- TEXTE DE L'EXERCICE -
Toutefois, sans financement, l’accès aux traitements dans les PED ne sera pas possible. En témoigne l’accord récemment signé au Burkina Faso, entre le gouvernement et Cipla, le laboratoire indien de médicaments génériques. La trithérapie y est désormais disponible pour 220 000 F CFA (33,5 euros) par mois. Mais le salaire moyen d’un Burkinabè est de 225 000 F CFA. Sans aide extérieure, les séropositifs ne pourront pas plus acheter de génériques que de spécialités. Il faudra également, afin de viabiliser le traitement, assainir tous les dysfonctionnements annexes. Comme ceux de la transfusion sanguine par exemple. Michel Sidibé, directeur du département Appui aux pays à l’Onusida, revient d’une visite de travail à Kinshasa, en République démocratique du Congo (RDC). Ce qu’il y a vu l’a « écoeuré ».
Dans un pays où l’on recense 3 millions de séropositifs, où 120 000 nouveaux cas sont découverts chaque année et où seules 900 personnes ont accès aux traitements, Sidibé a été « scandalisé de constater que 80 % du sang utilisé pour les transfusions n’était pas testé, et que 75 % de ces poches étaient destinées aux enfants de moins de 5 ans et 15 % aux femmes enceintes ». Tant que de tels problèmes n’auront pas été résolus par les gouvernements, il sera difficile d’espérer enrayer la propagation de l’épidémie.

- LISTE DES DONNÉES -
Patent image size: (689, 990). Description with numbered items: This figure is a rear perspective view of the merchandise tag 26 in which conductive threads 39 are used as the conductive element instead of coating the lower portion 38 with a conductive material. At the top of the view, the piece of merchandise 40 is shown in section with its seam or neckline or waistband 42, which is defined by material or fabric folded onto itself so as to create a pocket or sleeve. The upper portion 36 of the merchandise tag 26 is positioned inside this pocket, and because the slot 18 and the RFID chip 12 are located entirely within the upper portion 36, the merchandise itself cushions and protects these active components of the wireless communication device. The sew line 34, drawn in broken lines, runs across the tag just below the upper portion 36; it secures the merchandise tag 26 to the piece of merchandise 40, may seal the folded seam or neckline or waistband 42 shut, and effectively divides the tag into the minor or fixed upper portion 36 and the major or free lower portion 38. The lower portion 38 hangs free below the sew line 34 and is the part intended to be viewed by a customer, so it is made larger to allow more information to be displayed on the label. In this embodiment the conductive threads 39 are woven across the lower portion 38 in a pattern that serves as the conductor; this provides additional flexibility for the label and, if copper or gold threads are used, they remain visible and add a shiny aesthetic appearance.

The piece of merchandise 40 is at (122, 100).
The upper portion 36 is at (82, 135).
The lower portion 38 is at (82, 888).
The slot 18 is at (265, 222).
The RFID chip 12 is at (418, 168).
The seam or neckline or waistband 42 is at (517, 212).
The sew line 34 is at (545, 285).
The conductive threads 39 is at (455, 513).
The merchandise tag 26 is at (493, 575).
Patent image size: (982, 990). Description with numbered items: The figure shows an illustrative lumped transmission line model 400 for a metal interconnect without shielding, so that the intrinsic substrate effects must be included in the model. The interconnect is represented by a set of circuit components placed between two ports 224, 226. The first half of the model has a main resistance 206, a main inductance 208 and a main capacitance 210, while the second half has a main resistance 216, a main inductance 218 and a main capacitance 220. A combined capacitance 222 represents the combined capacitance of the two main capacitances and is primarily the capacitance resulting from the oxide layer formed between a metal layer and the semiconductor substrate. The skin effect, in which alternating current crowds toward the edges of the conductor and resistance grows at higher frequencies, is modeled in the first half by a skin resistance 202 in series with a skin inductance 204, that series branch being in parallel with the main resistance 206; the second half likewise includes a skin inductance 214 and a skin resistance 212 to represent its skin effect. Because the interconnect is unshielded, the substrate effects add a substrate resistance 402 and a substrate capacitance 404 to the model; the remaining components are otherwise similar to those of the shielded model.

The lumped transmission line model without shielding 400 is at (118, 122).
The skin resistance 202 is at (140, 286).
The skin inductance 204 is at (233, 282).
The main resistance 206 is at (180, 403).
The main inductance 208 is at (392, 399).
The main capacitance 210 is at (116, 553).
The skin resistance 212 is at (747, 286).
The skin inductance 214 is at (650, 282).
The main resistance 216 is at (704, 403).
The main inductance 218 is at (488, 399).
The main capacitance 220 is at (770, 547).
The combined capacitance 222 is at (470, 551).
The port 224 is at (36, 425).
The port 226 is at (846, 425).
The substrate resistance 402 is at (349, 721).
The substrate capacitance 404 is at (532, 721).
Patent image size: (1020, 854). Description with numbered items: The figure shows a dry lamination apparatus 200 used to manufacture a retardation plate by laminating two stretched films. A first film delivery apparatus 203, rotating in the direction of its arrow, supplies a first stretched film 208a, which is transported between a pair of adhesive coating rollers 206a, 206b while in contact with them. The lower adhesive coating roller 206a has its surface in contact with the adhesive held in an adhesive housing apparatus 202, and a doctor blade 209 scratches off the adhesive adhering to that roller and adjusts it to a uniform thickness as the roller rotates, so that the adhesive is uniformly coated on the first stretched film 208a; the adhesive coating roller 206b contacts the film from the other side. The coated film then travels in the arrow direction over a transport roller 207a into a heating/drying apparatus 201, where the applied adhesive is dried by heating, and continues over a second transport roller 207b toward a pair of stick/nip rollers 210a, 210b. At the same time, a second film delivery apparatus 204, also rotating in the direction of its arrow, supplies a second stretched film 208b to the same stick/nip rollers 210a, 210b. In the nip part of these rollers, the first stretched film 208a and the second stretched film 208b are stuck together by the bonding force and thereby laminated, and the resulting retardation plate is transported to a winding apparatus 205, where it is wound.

- DÉTAILS DE L'EXERCICE -
Recopiez le passage du texte sur l'accès aux traitements situé entre « Dans un pays » et « propagation de l’épidémie. », ces mots inclus. Appuyez-vous uniquement sur le texte pour répondre.

- RÉPONSE -
Dans un pays où l’on recense 3 millions de séropositifs, où 120 000 nouveaux cas sont découverts chaque année et où seules 900 personnes ont accès aux traitements, Sidibé a été « scandalisé de constater que 80 % du sang utilisé pour les transfusions n’était pas testé, et que 75 % de ces poches étaient destinées aux enfants de moins de 5 ans et 15 % aux femmes enceintes ». Tant que de tels problèmes n’auront pas été résolus par les gouvernements, il sera difficile d’espérer enrayer la propagation de l’épidémie.